[Records from a dataset]
====================

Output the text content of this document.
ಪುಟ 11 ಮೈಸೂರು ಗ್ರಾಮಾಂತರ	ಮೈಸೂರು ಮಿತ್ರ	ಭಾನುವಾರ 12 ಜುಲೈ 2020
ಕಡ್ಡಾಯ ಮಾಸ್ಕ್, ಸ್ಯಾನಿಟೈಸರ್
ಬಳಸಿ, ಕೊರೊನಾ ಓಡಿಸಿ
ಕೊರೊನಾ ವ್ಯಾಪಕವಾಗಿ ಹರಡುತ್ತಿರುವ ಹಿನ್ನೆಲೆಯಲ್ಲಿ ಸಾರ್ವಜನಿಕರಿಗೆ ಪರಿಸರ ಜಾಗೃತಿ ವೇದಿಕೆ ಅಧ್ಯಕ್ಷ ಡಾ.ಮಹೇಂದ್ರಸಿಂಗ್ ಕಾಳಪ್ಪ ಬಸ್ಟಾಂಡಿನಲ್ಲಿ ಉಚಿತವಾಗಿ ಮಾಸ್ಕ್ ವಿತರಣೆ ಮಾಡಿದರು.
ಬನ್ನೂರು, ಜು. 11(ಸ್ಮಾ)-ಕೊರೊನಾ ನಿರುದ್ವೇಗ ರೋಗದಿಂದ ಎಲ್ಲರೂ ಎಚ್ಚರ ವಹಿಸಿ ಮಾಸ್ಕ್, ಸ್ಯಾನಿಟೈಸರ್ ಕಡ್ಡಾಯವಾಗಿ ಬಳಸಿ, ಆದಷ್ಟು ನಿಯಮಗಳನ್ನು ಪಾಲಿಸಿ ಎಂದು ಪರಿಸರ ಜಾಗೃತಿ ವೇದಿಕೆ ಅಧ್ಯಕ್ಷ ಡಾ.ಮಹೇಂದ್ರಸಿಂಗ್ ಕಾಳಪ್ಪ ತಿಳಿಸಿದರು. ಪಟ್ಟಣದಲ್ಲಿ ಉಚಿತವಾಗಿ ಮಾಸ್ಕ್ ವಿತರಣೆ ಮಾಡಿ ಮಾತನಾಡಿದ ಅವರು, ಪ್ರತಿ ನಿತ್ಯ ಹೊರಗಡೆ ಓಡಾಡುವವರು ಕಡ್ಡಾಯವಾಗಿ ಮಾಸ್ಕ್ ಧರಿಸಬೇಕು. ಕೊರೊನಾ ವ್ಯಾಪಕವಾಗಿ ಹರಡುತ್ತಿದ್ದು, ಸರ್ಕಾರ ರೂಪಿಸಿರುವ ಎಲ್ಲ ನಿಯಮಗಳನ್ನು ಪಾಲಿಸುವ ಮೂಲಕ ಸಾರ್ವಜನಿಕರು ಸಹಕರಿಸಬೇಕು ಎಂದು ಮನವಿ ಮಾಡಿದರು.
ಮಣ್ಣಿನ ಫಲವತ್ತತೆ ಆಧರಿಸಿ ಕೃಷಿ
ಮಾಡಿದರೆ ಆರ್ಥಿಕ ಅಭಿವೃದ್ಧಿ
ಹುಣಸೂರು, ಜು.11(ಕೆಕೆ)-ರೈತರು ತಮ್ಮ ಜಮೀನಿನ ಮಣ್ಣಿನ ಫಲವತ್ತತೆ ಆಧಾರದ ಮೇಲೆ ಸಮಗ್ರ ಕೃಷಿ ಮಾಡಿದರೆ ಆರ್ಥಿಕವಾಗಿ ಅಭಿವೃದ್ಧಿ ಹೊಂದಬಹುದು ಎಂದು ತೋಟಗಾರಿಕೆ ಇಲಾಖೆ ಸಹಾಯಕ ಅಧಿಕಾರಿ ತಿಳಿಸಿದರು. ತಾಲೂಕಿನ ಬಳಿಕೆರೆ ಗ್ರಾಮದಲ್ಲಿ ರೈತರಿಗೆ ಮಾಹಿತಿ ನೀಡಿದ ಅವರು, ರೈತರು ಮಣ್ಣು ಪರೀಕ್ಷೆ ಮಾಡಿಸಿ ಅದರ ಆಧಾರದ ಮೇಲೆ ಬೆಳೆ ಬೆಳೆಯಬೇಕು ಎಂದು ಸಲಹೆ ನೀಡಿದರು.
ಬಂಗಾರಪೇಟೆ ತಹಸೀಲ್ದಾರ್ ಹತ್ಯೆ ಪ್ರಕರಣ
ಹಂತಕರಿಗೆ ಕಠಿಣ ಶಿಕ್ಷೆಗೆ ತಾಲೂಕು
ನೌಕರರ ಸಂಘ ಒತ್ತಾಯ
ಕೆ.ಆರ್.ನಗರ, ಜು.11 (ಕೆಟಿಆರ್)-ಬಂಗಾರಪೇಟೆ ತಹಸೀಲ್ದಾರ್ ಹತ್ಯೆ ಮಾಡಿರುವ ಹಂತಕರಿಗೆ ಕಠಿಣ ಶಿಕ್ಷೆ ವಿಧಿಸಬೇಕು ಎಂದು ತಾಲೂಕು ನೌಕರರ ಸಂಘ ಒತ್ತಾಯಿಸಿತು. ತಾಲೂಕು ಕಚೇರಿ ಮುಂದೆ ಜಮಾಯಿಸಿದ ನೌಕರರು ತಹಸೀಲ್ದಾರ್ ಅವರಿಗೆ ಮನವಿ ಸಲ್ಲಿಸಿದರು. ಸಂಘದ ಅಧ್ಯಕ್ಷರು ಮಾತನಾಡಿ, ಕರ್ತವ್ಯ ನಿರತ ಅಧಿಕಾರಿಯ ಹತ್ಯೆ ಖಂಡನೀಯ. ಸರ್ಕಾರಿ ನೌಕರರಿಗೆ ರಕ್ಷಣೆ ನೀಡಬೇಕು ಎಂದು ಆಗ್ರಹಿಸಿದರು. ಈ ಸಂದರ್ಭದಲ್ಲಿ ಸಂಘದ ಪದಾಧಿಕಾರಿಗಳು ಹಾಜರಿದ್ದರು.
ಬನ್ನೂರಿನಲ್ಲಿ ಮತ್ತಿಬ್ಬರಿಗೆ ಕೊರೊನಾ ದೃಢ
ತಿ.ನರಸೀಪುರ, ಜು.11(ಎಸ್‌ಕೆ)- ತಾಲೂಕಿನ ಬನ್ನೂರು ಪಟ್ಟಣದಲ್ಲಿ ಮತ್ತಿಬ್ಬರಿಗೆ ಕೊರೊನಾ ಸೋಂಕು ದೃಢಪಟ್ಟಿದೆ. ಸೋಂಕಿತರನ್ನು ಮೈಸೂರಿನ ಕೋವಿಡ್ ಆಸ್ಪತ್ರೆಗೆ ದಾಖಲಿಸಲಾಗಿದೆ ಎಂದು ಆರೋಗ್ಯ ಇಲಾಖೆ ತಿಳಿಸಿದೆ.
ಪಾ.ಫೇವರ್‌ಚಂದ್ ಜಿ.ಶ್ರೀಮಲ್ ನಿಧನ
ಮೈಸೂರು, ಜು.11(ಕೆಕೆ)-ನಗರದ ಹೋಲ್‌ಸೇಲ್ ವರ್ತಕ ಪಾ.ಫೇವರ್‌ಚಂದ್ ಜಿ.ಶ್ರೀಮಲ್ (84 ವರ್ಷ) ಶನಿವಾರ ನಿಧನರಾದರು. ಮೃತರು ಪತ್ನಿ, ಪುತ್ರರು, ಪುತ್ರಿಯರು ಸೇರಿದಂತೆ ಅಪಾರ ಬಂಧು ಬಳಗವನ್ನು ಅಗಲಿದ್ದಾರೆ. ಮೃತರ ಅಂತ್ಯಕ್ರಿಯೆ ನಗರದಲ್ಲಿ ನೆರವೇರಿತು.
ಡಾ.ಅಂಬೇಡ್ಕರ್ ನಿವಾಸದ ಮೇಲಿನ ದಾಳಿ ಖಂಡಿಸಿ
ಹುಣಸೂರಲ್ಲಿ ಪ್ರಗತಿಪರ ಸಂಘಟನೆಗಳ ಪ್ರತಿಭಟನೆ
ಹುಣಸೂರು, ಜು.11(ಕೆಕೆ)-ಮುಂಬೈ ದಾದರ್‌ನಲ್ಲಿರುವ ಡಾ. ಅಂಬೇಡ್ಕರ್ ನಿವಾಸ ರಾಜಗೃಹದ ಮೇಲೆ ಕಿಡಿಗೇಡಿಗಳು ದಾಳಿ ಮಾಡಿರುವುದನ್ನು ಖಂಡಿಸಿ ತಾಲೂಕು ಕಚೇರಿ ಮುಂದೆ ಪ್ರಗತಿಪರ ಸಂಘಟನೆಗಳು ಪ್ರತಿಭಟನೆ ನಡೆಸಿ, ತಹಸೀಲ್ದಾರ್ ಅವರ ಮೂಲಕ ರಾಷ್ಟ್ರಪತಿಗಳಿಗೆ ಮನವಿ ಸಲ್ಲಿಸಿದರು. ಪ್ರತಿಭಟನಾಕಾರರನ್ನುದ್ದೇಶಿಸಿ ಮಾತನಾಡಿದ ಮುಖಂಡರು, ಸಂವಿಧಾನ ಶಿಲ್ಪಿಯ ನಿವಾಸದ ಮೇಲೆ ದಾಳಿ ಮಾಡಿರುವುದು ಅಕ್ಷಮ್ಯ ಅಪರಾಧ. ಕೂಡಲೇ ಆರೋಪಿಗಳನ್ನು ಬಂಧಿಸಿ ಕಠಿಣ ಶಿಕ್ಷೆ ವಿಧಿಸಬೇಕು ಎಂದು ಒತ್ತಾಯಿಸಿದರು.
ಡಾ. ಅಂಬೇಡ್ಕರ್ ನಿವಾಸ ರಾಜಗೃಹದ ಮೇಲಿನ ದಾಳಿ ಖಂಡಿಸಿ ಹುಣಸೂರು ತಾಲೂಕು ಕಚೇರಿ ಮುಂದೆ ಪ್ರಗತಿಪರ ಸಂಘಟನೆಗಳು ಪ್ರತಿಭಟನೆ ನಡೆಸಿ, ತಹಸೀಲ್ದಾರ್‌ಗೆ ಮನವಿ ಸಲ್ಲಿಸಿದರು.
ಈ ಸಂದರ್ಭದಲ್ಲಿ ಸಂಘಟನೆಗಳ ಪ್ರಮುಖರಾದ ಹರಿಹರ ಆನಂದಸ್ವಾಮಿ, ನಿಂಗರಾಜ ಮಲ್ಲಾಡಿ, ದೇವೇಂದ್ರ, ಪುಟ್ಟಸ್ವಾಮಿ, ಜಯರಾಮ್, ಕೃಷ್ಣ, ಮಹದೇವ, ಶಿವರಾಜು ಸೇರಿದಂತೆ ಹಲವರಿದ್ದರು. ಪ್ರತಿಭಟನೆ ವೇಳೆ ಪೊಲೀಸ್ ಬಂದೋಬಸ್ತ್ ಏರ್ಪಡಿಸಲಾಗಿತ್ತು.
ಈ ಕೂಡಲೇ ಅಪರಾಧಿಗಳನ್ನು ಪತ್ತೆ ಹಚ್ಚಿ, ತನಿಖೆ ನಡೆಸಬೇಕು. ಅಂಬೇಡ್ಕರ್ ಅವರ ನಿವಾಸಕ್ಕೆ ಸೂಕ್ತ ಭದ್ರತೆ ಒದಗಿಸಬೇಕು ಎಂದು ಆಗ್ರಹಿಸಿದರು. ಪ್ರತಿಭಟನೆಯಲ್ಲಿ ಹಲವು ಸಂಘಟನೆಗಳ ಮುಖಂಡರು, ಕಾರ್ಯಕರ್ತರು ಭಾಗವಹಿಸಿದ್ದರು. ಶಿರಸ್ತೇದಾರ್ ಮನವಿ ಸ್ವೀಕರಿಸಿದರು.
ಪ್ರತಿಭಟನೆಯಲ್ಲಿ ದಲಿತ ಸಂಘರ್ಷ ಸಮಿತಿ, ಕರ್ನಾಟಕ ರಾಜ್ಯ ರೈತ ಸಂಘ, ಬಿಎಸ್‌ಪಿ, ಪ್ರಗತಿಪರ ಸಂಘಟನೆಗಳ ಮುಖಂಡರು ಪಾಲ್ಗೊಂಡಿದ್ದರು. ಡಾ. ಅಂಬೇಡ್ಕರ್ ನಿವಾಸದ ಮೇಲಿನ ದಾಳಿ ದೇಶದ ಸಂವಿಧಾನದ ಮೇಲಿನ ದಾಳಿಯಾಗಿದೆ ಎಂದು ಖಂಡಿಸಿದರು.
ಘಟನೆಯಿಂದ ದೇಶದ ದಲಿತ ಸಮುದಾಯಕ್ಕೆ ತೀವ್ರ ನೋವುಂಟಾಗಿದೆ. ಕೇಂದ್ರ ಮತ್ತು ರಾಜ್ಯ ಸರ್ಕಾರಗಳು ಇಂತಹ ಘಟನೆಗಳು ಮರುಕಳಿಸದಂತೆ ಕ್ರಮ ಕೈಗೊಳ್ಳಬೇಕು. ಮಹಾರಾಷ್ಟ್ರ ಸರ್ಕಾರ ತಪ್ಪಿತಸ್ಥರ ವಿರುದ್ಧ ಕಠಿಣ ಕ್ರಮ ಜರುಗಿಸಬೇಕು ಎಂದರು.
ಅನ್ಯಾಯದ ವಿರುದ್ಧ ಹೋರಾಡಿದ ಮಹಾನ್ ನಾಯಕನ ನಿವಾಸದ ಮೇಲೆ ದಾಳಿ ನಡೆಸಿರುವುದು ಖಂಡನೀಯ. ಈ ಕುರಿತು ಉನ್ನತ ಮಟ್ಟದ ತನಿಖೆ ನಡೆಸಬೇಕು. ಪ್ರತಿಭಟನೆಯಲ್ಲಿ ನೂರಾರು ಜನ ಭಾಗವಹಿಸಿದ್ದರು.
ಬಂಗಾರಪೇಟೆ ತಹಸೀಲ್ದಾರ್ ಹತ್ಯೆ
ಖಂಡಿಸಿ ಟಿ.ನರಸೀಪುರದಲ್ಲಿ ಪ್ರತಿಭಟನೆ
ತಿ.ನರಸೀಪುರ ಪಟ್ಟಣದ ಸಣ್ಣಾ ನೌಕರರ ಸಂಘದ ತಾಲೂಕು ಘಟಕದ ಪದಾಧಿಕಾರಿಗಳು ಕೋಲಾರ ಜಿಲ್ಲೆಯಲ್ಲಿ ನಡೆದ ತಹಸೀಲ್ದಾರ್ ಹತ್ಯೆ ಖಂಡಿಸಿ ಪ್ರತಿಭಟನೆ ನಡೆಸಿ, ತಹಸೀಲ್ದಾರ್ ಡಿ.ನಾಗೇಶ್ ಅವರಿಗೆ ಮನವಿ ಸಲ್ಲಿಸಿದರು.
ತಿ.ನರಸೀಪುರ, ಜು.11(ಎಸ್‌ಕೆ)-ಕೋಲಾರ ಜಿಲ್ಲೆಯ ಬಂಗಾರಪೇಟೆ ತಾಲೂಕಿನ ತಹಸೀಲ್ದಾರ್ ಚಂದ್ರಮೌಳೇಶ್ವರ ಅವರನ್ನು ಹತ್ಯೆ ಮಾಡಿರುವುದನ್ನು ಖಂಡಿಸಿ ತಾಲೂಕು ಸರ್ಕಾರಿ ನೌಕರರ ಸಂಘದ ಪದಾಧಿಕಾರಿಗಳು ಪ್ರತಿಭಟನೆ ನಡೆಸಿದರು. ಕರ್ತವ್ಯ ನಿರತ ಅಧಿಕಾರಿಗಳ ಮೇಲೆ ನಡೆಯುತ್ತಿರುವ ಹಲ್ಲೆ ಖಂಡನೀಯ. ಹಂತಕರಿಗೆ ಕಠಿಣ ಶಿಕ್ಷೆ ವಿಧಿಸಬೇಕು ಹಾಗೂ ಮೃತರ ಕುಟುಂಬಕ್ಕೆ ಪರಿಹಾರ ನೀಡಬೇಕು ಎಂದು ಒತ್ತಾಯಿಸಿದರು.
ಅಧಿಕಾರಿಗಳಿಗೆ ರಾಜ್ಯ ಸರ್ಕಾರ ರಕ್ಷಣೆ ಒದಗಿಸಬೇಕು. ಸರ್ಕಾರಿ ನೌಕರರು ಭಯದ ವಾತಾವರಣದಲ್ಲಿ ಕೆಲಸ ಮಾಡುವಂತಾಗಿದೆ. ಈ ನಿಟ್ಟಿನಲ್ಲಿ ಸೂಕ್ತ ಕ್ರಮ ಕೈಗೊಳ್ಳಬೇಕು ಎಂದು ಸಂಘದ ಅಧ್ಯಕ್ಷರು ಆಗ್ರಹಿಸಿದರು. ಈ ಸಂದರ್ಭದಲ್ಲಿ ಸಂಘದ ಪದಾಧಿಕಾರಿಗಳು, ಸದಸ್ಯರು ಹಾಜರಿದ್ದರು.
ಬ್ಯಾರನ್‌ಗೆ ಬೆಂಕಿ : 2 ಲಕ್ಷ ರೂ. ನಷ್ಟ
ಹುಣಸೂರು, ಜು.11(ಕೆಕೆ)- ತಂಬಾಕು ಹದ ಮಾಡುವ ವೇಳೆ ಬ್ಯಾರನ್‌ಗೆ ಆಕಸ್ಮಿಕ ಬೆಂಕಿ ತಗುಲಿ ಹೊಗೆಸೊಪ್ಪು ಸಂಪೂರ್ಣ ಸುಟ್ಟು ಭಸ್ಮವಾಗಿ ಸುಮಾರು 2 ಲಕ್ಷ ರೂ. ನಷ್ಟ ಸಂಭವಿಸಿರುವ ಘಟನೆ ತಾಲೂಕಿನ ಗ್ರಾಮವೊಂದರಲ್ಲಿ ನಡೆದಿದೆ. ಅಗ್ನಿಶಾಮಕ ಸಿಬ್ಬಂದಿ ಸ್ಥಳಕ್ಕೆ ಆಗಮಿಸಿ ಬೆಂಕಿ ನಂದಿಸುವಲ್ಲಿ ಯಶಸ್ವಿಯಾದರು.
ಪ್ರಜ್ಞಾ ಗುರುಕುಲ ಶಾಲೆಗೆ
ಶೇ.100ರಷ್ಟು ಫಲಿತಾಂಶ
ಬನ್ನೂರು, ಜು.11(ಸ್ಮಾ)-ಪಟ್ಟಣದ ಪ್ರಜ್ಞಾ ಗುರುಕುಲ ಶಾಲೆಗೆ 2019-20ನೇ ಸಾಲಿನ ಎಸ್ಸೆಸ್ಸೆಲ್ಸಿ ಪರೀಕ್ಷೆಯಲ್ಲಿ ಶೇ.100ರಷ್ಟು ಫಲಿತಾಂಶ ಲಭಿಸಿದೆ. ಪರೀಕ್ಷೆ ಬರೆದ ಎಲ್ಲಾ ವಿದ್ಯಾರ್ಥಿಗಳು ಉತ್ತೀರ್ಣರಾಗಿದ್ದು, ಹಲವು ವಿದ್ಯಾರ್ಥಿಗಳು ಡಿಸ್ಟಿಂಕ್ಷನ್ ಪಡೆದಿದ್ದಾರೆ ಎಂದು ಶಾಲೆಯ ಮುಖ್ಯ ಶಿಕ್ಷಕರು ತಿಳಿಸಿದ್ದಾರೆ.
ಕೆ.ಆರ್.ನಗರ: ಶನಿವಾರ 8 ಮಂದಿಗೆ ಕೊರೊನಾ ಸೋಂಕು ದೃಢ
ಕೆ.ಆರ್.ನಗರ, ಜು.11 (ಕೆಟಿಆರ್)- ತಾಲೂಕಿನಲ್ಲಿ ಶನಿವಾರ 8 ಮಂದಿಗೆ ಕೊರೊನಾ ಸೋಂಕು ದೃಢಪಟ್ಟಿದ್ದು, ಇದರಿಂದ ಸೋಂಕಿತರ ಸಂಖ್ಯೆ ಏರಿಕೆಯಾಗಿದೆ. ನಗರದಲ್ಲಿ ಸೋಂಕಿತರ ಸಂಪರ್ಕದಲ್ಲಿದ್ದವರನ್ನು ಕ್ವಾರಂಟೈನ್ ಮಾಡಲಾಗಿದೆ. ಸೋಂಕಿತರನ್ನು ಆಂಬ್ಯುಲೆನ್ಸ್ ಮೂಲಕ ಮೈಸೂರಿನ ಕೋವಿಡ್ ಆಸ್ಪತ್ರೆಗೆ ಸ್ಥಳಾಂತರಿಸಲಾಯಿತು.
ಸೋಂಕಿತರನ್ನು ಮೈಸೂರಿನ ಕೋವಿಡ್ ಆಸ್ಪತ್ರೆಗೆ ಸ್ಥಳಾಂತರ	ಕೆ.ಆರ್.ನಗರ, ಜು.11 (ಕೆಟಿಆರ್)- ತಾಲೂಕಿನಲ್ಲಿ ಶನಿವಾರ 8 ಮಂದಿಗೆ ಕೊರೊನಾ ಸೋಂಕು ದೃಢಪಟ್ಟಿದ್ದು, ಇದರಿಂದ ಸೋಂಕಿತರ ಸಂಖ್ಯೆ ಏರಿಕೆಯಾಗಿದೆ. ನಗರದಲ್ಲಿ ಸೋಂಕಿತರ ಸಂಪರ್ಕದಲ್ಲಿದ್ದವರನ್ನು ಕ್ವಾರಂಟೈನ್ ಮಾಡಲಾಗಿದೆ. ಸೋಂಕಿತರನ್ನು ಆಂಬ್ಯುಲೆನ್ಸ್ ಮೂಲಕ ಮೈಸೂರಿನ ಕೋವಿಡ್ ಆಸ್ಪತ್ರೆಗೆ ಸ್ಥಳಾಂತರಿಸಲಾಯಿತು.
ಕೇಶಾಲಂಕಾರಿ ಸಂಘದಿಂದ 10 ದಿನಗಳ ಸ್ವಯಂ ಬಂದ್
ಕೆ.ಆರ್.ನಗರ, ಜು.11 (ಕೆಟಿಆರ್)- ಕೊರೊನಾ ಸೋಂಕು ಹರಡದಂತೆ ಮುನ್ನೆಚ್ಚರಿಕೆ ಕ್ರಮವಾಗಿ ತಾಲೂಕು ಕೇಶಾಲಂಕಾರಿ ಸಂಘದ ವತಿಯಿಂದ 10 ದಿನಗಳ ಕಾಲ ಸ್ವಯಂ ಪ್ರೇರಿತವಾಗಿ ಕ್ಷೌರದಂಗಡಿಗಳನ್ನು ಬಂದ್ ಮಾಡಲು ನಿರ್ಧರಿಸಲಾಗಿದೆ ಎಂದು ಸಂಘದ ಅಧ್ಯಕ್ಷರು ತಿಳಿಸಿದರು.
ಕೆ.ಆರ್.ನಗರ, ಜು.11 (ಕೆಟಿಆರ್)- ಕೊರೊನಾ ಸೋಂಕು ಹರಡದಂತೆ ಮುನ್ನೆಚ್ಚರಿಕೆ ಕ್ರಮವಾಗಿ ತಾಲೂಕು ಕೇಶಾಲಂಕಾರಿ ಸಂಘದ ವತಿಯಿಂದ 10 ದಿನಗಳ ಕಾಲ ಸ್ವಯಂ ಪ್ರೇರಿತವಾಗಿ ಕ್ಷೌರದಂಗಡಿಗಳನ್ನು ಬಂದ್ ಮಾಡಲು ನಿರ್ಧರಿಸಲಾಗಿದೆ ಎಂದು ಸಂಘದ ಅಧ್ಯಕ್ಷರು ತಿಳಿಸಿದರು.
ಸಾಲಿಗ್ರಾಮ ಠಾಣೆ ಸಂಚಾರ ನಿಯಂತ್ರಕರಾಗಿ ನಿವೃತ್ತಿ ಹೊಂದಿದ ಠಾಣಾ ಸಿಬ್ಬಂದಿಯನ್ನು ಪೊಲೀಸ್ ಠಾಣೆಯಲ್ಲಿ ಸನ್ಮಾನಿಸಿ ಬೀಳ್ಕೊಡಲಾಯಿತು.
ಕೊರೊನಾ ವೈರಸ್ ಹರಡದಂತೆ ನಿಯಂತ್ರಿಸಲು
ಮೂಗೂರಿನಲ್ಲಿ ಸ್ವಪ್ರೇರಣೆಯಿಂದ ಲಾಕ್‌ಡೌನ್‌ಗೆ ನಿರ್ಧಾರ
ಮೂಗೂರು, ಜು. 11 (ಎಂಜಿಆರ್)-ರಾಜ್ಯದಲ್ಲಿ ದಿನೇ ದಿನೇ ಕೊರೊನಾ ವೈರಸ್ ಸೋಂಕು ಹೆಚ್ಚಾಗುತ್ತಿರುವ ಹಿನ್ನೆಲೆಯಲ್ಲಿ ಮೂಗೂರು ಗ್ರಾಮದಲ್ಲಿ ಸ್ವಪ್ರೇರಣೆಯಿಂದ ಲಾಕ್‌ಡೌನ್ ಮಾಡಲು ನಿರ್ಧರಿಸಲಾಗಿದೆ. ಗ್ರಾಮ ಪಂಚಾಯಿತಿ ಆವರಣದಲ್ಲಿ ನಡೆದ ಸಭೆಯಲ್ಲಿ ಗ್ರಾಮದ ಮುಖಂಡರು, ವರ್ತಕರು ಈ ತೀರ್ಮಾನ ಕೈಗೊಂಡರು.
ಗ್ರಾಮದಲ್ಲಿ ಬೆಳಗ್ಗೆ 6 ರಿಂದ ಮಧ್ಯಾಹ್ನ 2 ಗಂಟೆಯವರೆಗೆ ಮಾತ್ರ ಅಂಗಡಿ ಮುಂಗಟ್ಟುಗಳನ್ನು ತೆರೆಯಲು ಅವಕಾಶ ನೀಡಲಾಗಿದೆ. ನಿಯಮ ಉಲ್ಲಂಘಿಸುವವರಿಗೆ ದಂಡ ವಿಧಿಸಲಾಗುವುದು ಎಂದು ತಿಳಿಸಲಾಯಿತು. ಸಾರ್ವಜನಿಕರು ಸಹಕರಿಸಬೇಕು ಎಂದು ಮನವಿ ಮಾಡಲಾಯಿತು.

====================

__Task objective__. Examine the records and pull out every line where the string "ಟಣದಲ" occurs.

__Answer to this problem__.
ಬನ್ನೂರು, ಜು. 11(ಸ್ಮಾ)-ಕೊರೊನಾ ನಿರುದ್ವೇಗ ರೋಗದಿಂದ ಎಲ್ಲರೂ ಎಚ್ಚರ ವಹಿಸಿ ಮಾಸ್ಕ್, ಸ್ಯಾನಿಟೈಸರ್ ಕಡ್ಡಾಯವಾಗಿ ಬಳಸಿ, ಆದಷ್ಟು ನಿಯಮಗಳನ್ನು ಪಾಲಿಸಿ ಎಂದು ಪರಿಸರ ಜಾಗೃತಿ ವೇದಿಕೆ ಅಧ್ಯಕ್ಷ ಡಾ.ಮಹೇಂದ್ರಸಿಂಗ್ ಕಾಳಪ್ಪ ತಿಳಿಸಿದರು. ಪಟ್ಟಣದಲ್ಲಿ ಉಚಿತವಾಗಿ ಮಾಸ್ಕ್ ವಿತರಣೆ ಮಾಡಿ ಮಾತನಾಡಿದ ಅವರು, ಪ್ರತಿ ನಿತ್ಯ ಹೊರಗಡೆ ಓಡಾಡುವವರು ಕಡ್ಡಾಯವಾಗಿ ಮಾಸ್ಕ್ ಧರಿಸಬೇಕು. ಕೊರೊನಾ ವ್ಯಾಪಕವಾಗಿ ಹರಡುತ್ತಿದ್ದು, ಸರ್ಕಾರ ರೂಪಿಸಿರುವ ಎಲ್ಲ ನಿಯಮಗಳನ್ನು ಪಾಲಿಸುವ ಮೂಲಕ ಸಾರ್ವಜನಿಕರು ಸಹಕರಿಸಬೇಕು ಎಂದು ಮನವಿ ಮಾಡಿದರು.
ತಿ.ನರಸೀಪುರ, ಜು.11(ಎಸ್‌ಕೆ)- ತಾಲೂಕಿನ ಬನ್ನೂರು ಪಟ್ಟಣದಲ್ಲಿ ಮತ್ತಿಬ್ಬರಿಗೆ ಕೊರೊನಾ ಸೋಂಕು ದೃಢಪಟ್ಟಿದೆ. ಸೋಂಕಿತರನ್ನು ಮೈಸೂರಿನ ಕೋವಿಡ್ ಆಸ್ಪತ್ರೆಗೆ ದಾಖಲಿಸಲಾಗಿದೆ ಎಂದು ಆರೋಗ್ಯ ಇಲಾಖೆ ತಿಳಿಸಿದೆ.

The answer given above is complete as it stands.